I personally prefer using a Kiss Loom as they are gauge adjustable other than the fixed gauge looms which can be seen here http://kiss-looms.com/
You can see patterns that were made on these looms under the pattern tab or under the individual looms there are some projects that were made with the specific loom as you can see there is many different things that can be done with one loom because they are versatile 
This is my number one go to loom http://kiss-looms.com/small-gauge-compact-slim-2-way-adjustable
This is an example of what I mean by gauge adjustable

Kiss looms can be found on Ravelry http://www.ravelry.com/groups/kiss-looms
Also on Facebook Kiss loom Knitting Club https://www.facebook.com/groups/kissloomknittingclub/


----------



## crafterwantabe

cabingirl2006 said:


> As to your question What size loom would be used for smaller knitting??

[DATASET ROWS]

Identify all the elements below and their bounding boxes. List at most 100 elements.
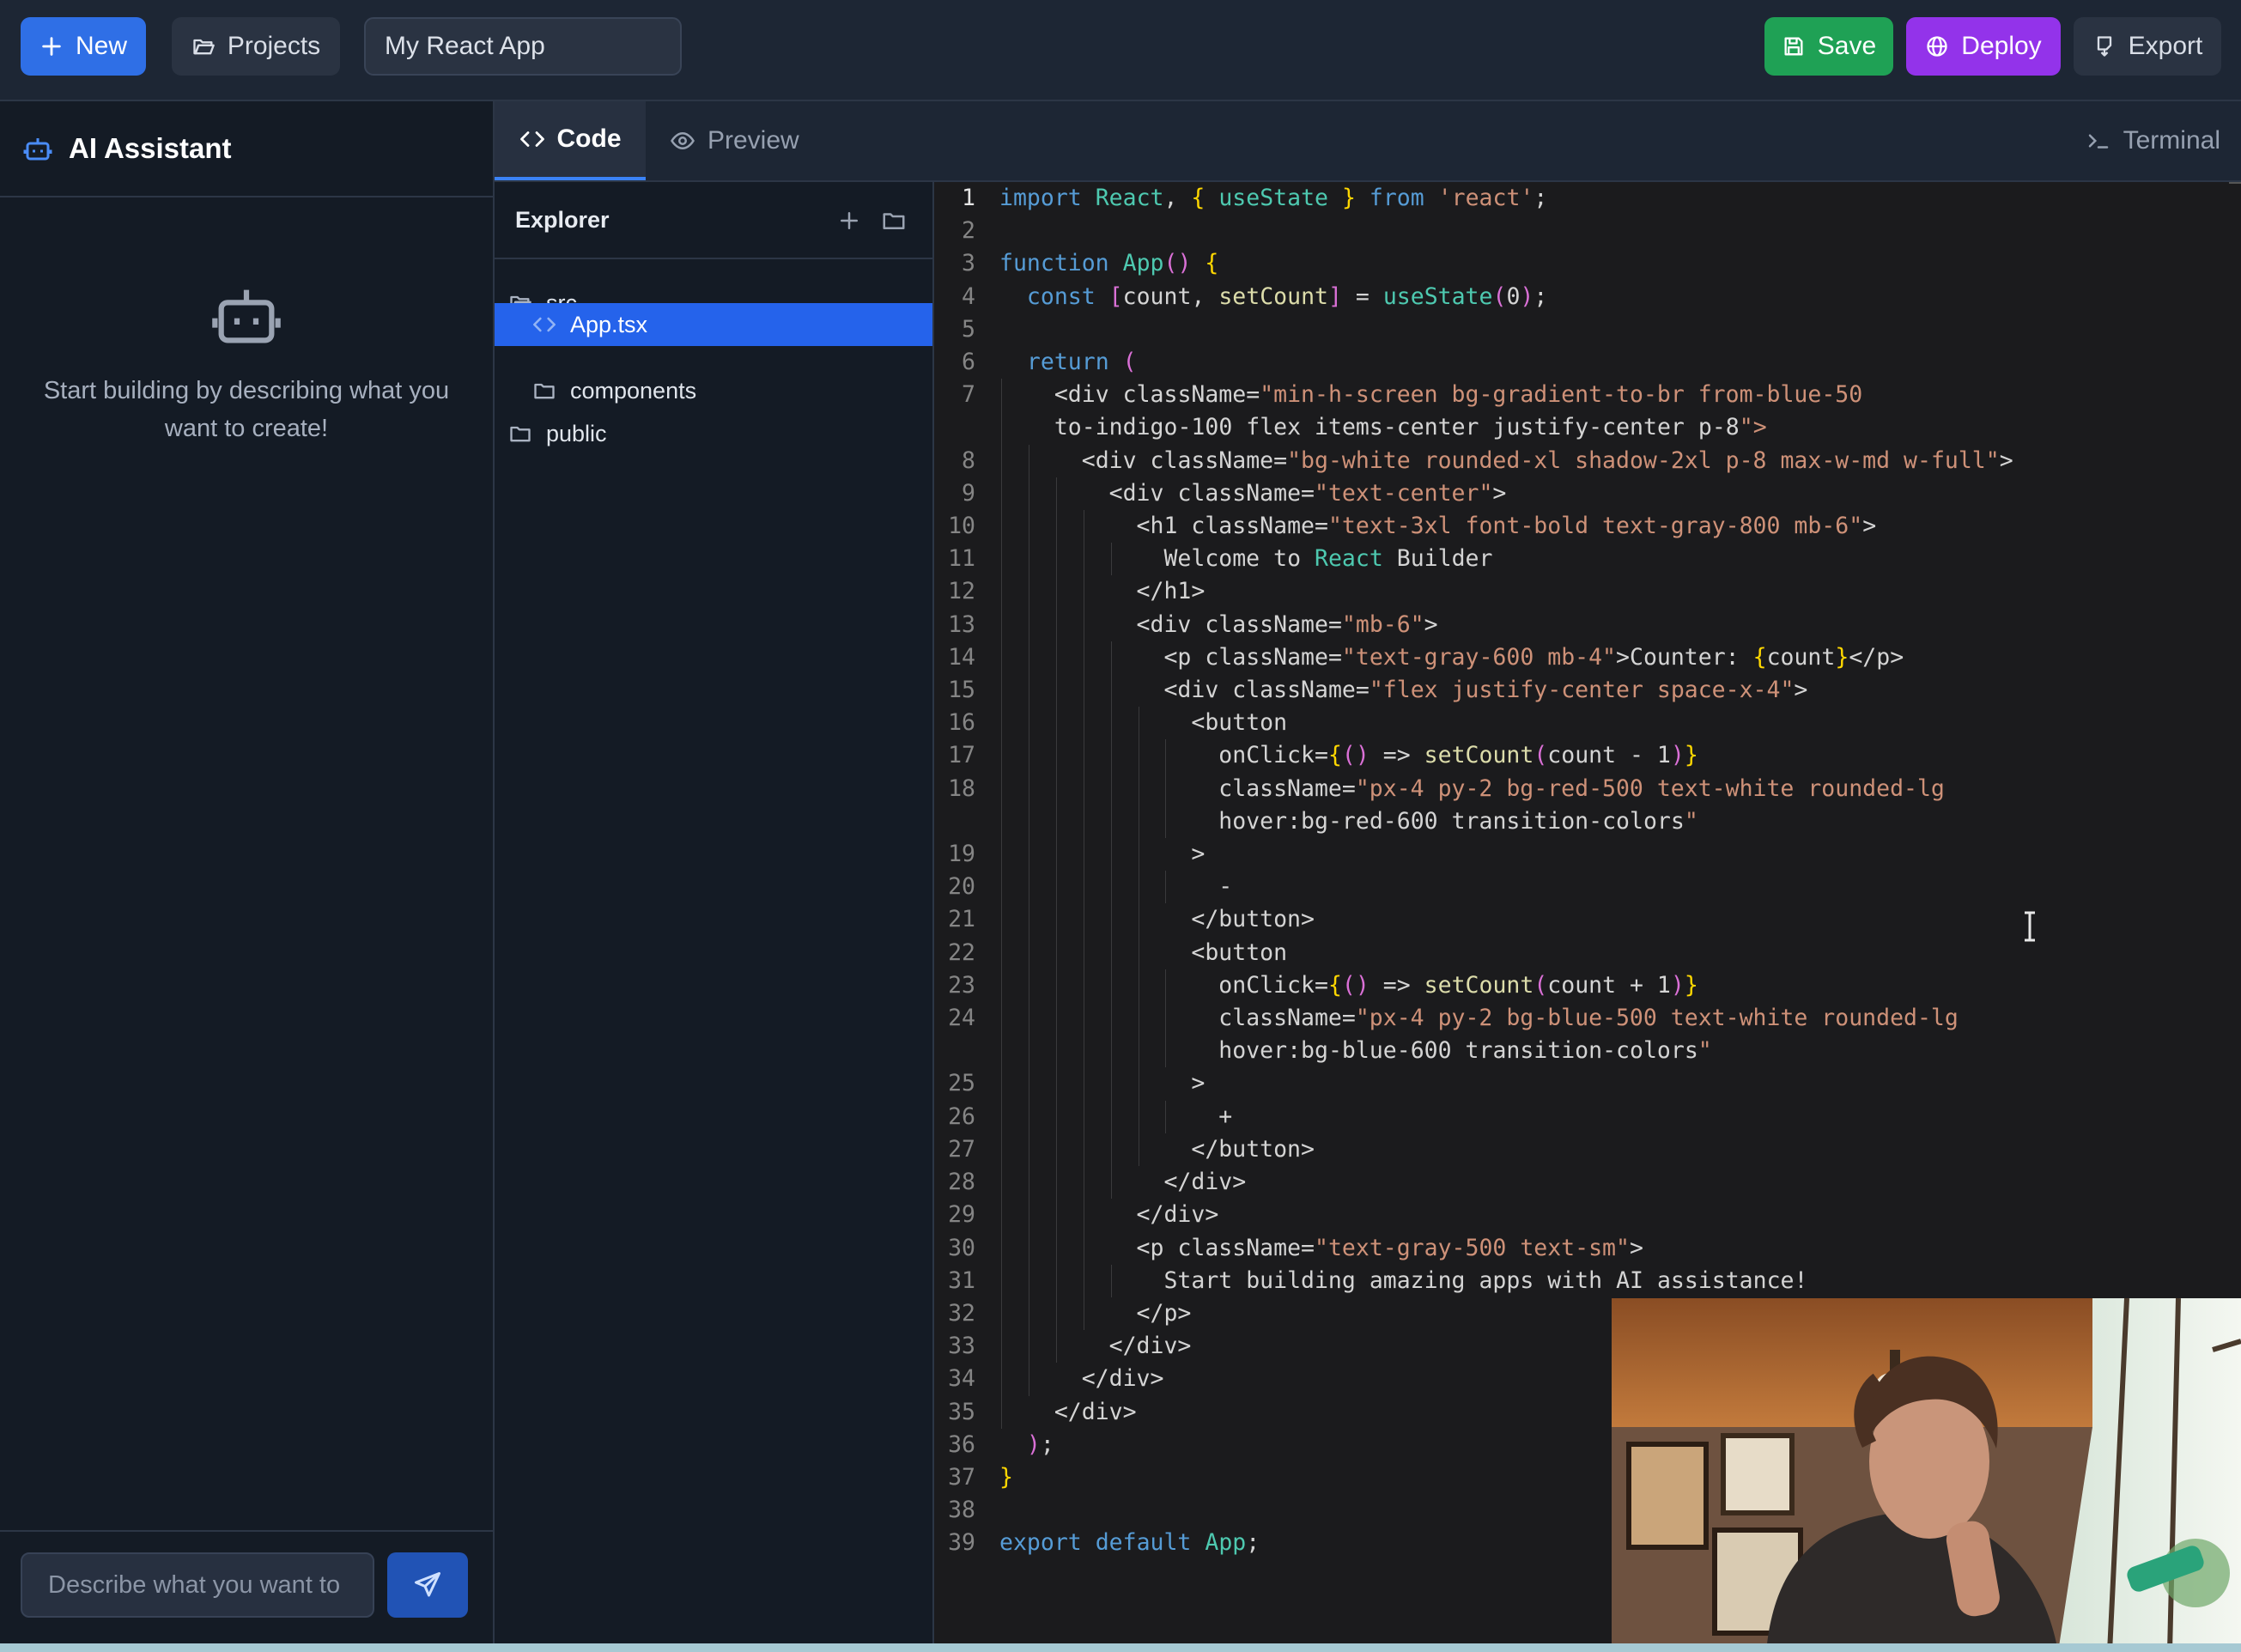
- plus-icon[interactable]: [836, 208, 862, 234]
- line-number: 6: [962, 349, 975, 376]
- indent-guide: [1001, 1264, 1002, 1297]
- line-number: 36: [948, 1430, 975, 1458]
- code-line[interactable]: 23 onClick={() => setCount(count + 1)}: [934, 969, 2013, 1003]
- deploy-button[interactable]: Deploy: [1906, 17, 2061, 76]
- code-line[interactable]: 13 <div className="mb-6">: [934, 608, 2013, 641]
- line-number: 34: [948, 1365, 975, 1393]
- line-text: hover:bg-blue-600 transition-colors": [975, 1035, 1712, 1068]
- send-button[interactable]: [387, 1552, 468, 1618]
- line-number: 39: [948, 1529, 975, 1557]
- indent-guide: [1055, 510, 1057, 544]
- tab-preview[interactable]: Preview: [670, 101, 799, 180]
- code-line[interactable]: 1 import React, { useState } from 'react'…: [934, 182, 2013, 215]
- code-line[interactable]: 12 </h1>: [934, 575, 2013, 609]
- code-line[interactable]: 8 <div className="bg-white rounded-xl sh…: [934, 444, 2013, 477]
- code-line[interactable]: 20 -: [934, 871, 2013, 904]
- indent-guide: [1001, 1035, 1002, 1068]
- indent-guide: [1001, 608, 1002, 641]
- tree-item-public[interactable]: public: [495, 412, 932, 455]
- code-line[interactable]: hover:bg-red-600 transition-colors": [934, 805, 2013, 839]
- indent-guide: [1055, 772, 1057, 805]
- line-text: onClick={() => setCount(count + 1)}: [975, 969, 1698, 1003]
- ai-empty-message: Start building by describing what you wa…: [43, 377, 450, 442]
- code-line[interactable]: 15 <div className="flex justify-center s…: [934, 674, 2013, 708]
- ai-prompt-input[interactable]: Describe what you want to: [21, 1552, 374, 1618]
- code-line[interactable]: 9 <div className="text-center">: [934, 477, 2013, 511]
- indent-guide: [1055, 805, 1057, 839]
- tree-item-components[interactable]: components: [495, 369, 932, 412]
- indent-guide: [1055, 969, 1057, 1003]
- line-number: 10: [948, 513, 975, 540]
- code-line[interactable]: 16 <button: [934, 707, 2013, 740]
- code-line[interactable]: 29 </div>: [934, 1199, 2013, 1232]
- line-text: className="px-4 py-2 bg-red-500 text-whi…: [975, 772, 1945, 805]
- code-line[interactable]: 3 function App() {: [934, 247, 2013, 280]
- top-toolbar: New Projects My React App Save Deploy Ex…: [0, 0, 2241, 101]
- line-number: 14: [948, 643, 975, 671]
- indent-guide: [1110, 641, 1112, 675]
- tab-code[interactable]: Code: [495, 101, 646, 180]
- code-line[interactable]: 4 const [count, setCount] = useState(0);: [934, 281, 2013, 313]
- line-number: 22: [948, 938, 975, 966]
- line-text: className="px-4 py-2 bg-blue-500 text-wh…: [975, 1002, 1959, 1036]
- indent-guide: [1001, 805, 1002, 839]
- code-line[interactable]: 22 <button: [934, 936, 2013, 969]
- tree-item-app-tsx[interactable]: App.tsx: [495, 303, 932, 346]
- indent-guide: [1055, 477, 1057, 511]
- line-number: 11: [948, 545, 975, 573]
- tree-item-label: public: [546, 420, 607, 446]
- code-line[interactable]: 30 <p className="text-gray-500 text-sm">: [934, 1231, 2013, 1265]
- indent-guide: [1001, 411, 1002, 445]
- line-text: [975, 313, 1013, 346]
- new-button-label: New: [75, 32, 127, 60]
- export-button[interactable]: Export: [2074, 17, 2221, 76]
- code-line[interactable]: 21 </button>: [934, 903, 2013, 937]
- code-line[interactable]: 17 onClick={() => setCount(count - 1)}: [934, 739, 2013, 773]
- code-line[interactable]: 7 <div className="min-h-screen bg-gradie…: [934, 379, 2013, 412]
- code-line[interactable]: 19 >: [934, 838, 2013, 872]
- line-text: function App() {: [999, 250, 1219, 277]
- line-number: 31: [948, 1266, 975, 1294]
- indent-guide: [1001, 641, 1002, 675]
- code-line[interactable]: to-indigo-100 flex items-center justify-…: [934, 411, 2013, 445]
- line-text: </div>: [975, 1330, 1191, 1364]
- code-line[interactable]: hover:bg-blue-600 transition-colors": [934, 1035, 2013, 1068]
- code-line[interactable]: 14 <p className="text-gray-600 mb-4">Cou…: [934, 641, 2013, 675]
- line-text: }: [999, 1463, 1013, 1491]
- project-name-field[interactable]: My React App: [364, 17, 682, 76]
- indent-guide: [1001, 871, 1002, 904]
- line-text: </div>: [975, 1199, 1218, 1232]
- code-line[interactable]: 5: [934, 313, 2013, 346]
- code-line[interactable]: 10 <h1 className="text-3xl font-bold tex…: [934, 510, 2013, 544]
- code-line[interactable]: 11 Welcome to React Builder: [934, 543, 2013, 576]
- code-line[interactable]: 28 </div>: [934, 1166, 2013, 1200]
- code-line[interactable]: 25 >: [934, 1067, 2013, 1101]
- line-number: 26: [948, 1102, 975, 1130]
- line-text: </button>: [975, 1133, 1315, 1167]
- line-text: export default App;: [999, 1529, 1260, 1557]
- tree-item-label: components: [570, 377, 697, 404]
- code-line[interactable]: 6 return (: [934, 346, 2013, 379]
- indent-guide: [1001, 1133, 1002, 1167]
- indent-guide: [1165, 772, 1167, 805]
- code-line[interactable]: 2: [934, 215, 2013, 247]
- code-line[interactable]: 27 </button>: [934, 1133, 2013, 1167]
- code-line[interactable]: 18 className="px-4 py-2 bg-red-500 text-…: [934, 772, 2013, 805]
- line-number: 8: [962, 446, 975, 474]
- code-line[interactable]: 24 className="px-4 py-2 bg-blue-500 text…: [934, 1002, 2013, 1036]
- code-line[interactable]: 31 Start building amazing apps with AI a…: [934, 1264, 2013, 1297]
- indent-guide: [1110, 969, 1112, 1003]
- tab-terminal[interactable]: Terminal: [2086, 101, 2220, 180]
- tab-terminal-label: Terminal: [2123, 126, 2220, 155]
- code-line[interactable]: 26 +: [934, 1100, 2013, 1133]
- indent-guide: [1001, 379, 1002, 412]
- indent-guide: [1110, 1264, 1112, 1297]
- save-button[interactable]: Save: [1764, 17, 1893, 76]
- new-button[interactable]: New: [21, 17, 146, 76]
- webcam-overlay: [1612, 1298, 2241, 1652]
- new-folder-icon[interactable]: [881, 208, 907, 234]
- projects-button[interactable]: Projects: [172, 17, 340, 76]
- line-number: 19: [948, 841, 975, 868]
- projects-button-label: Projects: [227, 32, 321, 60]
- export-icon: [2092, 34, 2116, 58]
--
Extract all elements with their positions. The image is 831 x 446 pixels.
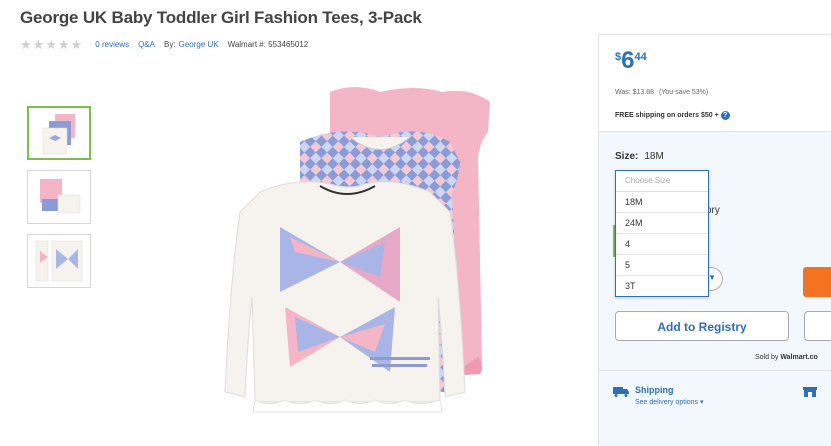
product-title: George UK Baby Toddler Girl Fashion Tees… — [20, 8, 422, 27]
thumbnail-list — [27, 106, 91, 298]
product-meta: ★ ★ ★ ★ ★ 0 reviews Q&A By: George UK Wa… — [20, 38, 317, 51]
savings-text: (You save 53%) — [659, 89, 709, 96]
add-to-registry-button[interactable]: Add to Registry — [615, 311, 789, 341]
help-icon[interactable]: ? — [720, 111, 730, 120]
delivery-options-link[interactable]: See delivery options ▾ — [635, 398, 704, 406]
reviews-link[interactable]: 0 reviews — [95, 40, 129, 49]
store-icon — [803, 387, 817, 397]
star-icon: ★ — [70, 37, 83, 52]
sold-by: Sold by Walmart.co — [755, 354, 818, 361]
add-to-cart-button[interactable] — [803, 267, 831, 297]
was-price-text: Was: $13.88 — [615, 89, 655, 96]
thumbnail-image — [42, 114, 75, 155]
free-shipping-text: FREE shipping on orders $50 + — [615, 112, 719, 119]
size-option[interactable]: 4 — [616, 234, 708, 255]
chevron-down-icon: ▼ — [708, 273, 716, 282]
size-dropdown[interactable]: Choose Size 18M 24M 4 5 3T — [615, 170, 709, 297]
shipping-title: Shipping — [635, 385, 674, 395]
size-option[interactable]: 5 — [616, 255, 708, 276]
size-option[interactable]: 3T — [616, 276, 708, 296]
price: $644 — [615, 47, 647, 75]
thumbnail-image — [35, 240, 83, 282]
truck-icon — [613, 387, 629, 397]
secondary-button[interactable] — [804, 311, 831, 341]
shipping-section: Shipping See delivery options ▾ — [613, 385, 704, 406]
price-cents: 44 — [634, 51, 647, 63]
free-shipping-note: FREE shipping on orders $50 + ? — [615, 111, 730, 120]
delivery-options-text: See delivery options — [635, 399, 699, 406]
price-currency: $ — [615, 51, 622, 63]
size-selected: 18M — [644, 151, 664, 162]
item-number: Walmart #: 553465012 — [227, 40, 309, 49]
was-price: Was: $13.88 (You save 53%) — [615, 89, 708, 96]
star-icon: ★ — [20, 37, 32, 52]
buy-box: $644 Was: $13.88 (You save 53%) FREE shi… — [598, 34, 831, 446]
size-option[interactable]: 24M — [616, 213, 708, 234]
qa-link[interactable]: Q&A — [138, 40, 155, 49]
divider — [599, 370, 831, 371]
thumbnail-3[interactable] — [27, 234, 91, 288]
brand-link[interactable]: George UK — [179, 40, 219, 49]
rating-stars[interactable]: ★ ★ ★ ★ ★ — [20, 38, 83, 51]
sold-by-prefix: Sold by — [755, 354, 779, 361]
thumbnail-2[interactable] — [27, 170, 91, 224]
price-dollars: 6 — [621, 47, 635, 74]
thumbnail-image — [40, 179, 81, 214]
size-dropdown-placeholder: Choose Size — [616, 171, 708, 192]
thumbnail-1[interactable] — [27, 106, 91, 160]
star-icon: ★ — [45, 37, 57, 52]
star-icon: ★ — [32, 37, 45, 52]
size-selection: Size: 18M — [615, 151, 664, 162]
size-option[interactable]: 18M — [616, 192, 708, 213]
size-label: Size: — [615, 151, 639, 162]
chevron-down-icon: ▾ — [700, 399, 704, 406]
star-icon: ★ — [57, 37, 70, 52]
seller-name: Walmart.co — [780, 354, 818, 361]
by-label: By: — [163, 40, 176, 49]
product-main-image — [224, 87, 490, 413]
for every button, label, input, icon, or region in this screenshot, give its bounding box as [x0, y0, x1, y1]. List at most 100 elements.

[REQUIRED TASK 1]
Repeat the wording of the Kiss Loom post between "Kiss looms can" and "for smaller knitting??", inclusive.
[REQUIRED TASK 2]
Answer these questions from the Kiss Loom post:
(a) What feature of Kiss Looms makes the writer prefer them?
(b) Where on the Kiss Looms site can patterns made on these looms be seen?
(c) What is the name of the Facebook group for Kiss Looms?
The rows have no connection to the forum post about Kiss Looms.

[FINAL ANSWER 1]
Kiss looms can be found on Ravelry http://www.ravelry.com/groups/kiss-looms
Also on Facebook Kiss loom Knitting Club https://www.facebook.com/groups/kissloomknittingclub/


----------



## crafterwantabe

cabingirl2006 said:


> As to your question What size loom would be used for smaller knitting??

[FINAL ANSWER 2]
(a) They are gauge adjustable.
(b) Under the pattern tab, or under the individual looms.
(c) Kiss loom Knitting Club.